**The request**
For this exercise, copy out each line of the material below that includes "Cashflow".

**Saved entries**
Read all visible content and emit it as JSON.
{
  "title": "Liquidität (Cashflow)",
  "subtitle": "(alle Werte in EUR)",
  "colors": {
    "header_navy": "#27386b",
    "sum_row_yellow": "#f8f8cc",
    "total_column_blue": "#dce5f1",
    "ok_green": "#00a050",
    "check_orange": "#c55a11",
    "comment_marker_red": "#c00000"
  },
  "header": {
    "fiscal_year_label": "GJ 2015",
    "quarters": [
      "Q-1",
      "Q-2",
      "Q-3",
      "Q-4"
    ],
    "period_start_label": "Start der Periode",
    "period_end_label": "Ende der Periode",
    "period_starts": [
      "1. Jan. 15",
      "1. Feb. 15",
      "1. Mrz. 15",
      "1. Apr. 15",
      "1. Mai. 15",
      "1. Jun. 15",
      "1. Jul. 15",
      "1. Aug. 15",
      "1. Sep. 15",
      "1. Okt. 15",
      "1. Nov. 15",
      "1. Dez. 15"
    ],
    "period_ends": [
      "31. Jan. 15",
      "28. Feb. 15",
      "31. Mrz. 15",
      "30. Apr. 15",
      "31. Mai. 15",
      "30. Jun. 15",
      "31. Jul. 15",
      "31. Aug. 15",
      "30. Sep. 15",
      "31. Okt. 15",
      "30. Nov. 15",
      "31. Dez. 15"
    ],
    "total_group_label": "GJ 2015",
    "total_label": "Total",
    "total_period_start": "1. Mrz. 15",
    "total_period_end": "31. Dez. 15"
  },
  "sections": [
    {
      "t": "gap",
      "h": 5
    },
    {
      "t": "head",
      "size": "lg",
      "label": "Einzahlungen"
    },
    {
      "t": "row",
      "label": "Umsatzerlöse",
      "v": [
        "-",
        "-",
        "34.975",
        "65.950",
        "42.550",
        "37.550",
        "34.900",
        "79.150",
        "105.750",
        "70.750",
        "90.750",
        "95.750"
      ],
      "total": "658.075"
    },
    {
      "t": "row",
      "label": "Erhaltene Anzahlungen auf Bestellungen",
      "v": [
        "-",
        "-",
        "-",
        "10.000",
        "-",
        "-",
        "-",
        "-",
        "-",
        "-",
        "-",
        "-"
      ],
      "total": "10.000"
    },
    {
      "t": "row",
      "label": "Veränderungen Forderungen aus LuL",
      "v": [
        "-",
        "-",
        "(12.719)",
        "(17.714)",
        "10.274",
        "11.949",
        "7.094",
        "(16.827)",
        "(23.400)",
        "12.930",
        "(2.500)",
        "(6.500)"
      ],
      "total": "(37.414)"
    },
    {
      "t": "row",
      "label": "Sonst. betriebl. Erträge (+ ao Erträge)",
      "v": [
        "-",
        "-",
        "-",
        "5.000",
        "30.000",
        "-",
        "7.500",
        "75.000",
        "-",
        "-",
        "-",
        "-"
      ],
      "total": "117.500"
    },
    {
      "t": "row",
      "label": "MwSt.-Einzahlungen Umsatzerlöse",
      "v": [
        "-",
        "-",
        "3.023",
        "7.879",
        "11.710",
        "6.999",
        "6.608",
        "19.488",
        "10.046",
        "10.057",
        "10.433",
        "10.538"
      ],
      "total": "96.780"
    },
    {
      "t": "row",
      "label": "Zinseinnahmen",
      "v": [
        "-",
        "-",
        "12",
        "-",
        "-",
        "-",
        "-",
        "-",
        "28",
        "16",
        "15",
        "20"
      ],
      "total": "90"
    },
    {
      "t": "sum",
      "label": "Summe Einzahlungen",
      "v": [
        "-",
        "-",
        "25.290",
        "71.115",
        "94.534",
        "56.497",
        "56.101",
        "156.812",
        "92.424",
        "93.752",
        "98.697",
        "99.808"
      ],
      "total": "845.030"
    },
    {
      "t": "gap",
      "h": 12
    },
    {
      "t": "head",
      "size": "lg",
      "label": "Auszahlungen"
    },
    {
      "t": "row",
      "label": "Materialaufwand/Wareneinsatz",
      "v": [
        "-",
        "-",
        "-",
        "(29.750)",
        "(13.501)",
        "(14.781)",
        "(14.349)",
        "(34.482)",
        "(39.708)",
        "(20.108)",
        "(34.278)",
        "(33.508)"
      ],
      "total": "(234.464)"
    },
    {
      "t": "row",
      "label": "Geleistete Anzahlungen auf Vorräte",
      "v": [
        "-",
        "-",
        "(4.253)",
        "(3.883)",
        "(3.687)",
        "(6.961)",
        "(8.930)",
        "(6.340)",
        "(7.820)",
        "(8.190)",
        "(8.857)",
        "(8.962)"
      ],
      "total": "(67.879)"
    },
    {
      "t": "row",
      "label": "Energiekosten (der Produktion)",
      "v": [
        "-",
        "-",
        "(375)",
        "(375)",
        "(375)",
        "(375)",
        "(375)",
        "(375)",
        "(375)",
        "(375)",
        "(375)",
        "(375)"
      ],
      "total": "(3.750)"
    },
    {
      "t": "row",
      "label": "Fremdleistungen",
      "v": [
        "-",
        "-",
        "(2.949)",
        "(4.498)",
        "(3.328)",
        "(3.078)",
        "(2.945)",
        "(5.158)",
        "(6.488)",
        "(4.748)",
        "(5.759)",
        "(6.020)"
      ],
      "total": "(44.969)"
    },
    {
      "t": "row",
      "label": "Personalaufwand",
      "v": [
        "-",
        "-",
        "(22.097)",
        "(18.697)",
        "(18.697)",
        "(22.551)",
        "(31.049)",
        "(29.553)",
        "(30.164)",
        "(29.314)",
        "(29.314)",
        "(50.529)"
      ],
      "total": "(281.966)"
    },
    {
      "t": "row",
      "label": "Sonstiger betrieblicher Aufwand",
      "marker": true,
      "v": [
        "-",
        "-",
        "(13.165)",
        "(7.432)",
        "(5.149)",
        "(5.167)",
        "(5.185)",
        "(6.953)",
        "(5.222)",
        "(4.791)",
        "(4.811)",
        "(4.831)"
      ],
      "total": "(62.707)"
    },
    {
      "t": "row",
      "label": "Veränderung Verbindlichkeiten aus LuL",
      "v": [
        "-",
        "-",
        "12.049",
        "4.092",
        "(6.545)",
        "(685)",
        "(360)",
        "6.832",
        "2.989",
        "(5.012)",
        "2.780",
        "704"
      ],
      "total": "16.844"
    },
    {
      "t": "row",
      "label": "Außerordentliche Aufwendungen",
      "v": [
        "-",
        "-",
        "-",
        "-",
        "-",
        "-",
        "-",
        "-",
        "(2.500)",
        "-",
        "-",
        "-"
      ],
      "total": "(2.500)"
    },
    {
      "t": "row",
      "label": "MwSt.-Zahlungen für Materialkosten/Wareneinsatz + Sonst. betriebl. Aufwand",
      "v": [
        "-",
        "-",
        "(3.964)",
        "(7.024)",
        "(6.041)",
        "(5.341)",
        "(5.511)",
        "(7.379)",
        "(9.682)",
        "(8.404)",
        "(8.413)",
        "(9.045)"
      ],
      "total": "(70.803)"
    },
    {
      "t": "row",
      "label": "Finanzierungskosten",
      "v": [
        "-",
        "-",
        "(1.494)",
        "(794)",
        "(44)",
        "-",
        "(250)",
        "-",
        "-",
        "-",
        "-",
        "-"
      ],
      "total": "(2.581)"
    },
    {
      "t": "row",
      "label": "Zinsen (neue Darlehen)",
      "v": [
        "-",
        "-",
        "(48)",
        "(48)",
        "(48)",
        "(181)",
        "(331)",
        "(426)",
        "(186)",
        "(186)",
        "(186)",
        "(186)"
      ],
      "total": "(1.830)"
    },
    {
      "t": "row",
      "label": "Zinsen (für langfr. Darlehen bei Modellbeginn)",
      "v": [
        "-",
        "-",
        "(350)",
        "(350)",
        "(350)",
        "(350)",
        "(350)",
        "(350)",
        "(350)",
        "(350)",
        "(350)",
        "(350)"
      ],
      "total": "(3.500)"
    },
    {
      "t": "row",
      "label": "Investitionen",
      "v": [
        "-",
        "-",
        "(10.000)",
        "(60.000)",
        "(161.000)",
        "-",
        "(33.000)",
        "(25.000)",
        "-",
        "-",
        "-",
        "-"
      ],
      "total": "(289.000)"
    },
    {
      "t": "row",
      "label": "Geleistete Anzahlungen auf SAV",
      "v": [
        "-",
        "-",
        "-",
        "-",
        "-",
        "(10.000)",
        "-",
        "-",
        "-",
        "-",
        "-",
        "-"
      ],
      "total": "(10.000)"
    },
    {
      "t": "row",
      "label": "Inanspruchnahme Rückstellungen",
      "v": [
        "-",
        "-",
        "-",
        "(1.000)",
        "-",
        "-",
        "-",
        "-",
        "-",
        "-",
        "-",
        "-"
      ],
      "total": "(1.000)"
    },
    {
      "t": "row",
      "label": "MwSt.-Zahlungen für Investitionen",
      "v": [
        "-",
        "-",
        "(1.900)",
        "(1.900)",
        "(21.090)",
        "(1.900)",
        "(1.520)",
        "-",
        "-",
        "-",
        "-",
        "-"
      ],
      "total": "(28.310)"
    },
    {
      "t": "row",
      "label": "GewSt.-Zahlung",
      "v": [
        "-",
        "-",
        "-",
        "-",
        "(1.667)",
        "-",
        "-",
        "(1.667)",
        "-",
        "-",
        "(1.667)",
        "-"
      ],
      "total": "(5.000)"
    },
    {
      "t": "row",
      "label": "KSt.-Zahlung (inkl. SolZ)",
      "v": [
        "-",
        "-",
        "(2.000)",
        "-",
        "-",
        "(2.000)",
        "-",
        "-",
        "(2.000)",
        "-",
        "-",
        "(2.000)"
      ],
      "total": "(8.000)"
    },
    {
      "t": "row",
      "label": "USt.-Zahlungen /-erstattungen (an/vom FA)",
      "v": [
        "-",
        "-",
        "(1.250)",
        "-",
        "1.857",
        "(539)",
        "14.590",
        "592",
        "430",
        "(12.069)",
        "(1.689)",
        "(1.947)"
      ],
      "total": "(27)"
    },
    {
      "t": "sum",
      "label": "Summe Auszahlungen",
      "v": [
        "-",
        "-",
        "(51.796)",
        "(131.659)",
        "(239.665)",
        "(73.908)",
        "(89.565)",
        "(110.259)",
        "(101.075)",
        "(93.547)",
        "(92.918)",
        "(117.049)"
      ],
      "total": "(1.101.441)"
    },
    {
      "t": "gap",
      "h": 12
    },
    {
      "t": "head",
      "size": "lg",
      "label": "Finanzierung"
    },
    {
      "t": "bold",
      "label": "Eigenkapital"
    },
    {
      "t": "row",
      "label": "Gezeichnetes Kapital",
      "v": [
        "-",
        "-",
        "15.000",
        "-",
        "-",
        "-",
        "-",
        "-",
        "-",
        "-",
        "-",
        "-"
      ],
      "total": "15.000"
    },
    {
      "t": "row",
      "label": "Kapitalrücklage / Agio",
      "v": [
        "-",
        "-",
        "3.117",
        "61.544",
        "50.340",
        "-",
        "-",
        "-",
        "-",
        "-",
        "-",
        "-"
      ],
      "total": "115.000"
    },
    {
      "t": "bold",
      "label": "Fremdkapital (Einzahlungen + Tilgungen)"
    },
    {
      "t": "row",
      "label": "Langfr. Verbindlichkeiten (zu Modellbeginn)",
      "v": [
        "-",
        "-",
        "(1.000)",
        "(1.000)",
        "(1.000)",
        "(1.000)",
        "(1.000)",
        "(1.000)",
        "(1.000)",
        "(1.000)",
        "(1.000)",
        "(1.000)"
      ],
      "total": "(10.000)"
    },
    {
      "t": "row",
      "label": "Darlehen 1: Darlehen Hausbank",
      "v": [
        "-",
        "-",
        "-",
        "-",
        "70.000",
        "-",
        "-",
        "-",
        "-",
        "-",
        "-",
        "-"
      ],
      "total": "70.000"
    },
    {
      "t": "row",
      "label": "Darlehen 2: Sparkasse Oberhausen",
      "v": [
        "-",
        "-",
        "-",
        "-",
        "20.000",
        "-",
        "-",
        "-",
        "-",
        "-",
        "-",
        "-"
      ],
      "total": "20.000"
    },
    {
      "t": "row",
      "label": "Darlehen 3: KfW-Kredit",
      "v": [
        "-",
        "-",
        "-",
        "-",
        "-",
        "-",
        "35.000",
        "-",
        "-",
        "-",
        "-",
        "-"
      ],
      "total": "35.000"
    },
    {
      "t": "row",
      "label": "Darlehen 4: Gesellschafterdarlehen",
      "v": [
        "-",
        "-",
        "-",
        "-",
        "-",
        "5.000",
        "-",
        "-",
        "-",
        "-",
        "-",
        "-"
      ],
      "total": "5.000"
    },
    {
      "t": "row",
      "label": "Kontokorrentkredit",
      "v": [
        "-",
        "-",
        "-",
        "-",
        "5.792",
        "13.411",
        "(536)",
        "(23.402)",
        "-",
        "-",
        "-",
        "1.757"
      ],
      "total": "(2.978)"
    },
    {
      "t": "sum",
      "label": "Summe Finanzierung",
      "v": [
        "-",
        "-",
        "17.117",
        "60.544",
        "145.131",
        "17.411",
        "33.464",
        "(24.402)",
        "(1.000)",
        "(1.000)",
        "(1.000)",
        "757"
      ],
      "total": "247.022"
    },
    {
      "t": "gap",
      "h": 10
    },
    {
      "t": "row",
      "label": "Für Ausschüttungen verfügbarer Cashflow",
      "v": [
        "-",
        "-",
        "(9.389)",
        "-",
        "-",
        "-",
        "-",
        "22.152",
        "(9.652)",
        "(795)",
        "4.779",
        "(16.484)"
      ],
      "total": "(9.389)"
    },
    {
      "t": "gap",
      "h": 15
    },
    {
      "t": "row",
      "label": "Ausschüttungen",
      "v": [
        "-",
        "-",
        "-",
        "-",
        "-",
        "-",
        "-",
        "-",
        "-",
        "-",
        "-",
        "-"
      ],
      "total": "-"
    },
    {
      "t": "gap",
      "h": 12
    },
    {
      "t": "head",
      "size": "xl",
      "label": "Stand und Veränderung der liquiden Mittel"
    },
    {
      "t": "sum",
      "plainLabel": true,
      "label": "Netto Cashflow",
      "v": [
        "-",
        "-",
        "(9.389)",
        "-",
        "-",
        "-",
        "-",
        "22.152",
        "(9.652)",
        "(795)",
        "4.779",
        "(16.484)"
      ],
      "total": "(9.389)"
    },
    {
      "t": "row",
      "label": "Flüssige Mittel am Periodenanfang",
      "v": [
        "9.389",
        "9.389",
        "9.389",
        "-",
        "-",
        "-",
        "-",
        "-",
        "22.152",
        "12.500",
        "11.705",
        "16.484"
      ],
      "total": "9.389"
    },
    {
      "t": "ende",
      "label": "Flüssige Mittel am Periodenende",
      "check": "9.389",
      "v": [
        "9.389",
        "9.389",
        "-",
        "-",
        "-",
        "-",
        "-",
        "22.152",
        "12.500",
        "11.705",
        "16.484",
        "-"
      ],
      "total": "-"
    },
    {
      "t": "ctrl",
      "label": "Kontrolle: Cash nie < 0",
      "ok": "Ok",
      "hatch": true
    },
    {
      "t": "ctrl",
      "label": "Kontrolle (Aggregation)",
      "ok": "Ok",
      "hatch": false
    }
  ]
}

**Result for this task**
  "title": "Liquidität (Cashflow)",
      "label": "Für Ausschüttungen verfügbarer Cashflow",
      "label": "Netto Cashflow",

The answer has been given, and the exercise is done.